------ Source records ------
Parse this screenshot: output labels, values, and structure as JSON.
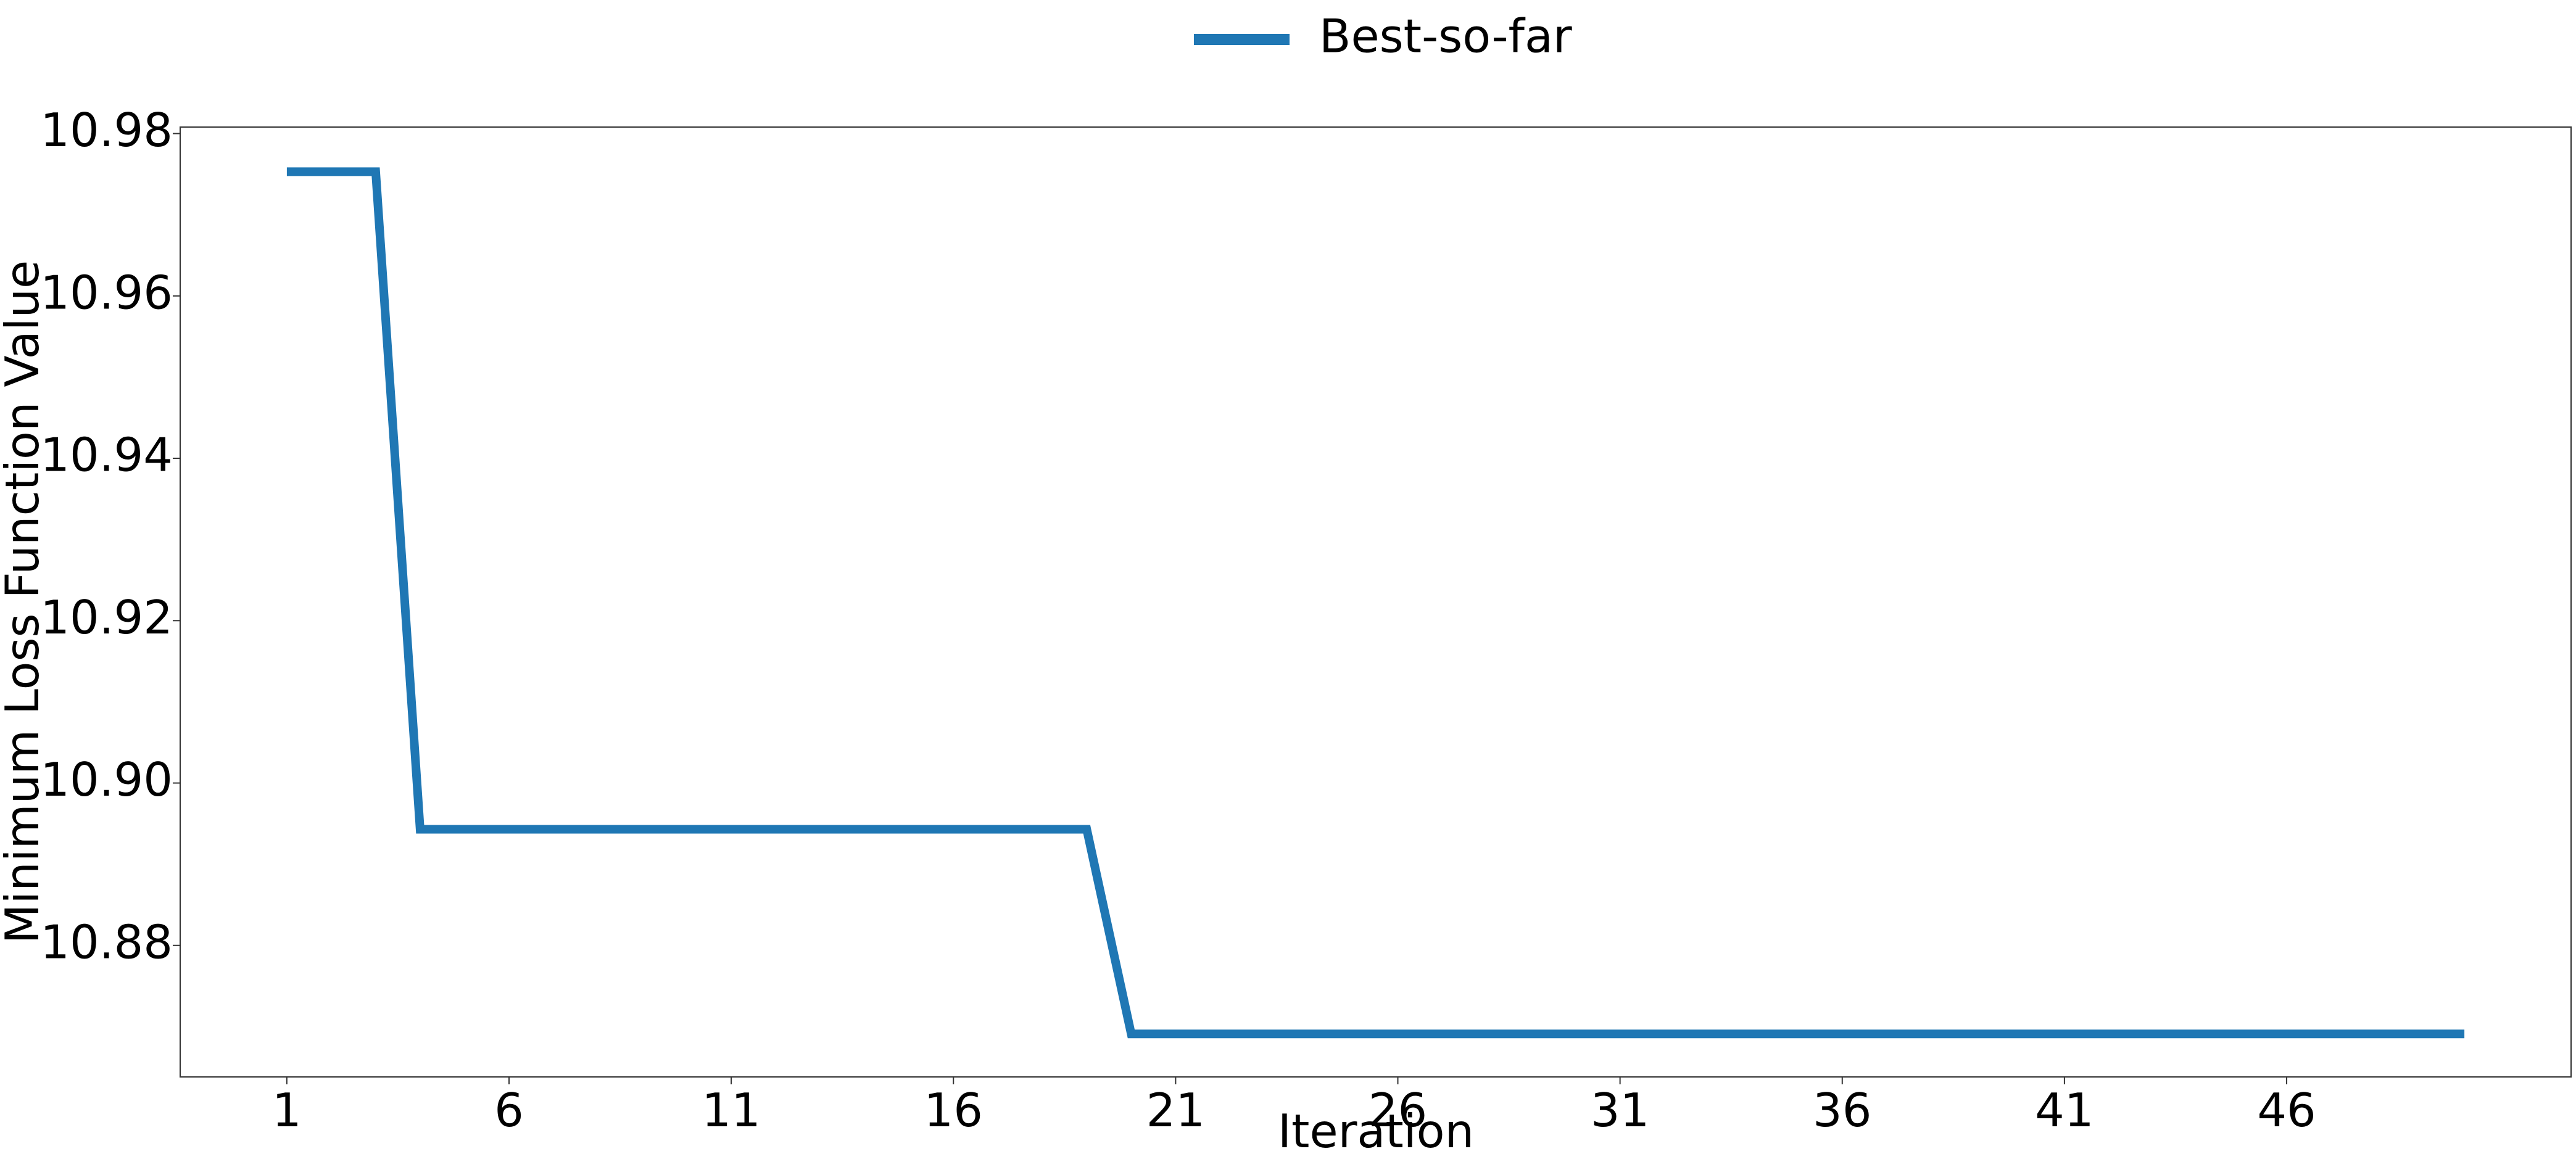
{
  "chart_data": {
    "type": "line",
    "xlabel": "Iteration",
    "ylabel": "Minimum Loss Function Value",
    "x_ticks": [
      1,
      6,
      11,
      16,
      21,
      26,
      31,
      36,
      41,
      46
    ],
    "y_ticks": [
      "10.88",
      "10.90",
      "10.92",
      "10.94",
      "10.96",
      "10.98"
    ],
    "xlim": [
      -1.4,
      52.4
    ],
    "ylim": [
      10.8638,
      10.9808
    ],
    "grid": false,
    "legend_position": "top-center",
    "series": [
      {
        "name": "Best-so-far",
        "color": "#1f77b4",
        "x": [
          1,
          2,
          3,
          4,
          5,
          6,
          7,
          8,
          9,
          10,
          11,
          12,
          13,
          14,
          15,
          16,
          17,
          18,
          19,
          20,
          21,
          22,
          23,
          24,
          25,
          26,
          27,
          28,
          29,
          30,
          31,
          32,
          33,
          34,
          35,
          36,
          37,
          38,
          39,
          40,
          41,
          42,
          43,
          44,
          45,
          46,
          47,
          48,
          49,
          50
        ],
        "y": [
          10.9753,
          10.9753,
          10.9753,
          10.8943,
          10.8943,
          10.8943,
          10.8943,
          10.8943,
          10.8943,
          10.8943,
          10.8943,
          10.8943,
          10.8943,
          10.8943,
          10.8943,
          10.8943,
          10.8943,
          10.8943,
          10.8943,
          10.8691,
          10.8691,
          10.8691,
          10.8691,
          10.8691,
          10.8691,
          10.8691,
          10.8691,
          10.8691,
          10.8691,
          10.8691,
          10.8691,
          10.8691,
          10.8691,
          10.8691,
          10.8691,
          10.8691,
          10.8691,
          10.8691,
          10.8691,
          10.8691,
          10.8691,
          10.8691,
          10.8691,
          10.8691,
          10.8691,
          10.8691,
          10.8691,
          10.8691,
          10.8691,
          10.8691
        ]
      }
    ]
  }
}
------
Work to complete: All of the lines above should be retyped precisely, apart from the pictures.

Task output:
Parse this screenshot: output labels, values, and structure as JSON.
{
  "chart_data": {
    "type": "line",
    "xlabel": "Iteration",
    "ylabel": "Minimum Loss Function Value",
    "x_ticks": [
      1,
      6,
      11,
      16,
      21,
      26,
      31,
      36,
      41,
      46
    ],
    "y_ticks": [
      "10.88",
      "10.90",
      "10.92",
      "10.94",
      "10.96",
      "10.98"
    ],
    "xlim": [
      -1.4,
      52.4
    ],
    "ylim": [
      10.8638,
      10.9808
    ],
    "grid": false,
    "legend_position": "top-center",
    "series": [
      {
        "name": "Best-so-far",
        "color": "#1f77b4",
        "x": [
          1,
          2,
          3,
          4,
          5,
          6,
          7,
          8,
          9,
          10,
          11,
          12,
          13,
          14,
          15,
          16,
          17,
          18,
          19,
          20,
          21,
          22,
          23,
          24,
          25,
          26,
          27,
          28,
          29,
          30,
          31,
          32,
          33,
          34,
          35,
          36,
          37,
          38,
          39,
          40,
          41,
          42,
          43,
          44,
          45,
          46,
          47,
          48,
          49,
          50
        ],
        "y": [
          10.9753,
          10.9753,
          10.9753,
          10.8943,
          10.8943,
          10.8943,
          10.8943,
          10.8943,
          10.8943,
          10.8943,
          10.8943,
          10.8943,
          10.8943,
          10.8943,
          10.8943,
          10.8943,
          10.8943,
          10.8943,
          10.8943,
          10.8691,
          10.8691,
          10.8691,
          10.8691,
          10.8691,
          10.8691,
          10.8691,
          10.8691,
          10.8691,
          10.8691,
          10.8691,
          10.8691,
          10.8691,
          10.8691,
          10.8691,
          10.8691,
          10.8691,
          10.8691,
          10.8691,
          10.8691,
          10.8691,
          10.8691,
          10.8691,
          10.8691,
          10.8691,
          10.8691,
          10.8691,
          10.8691,
          10.8691,
          10.8691,
          10.8691
        ]
      }
    ]
  }
}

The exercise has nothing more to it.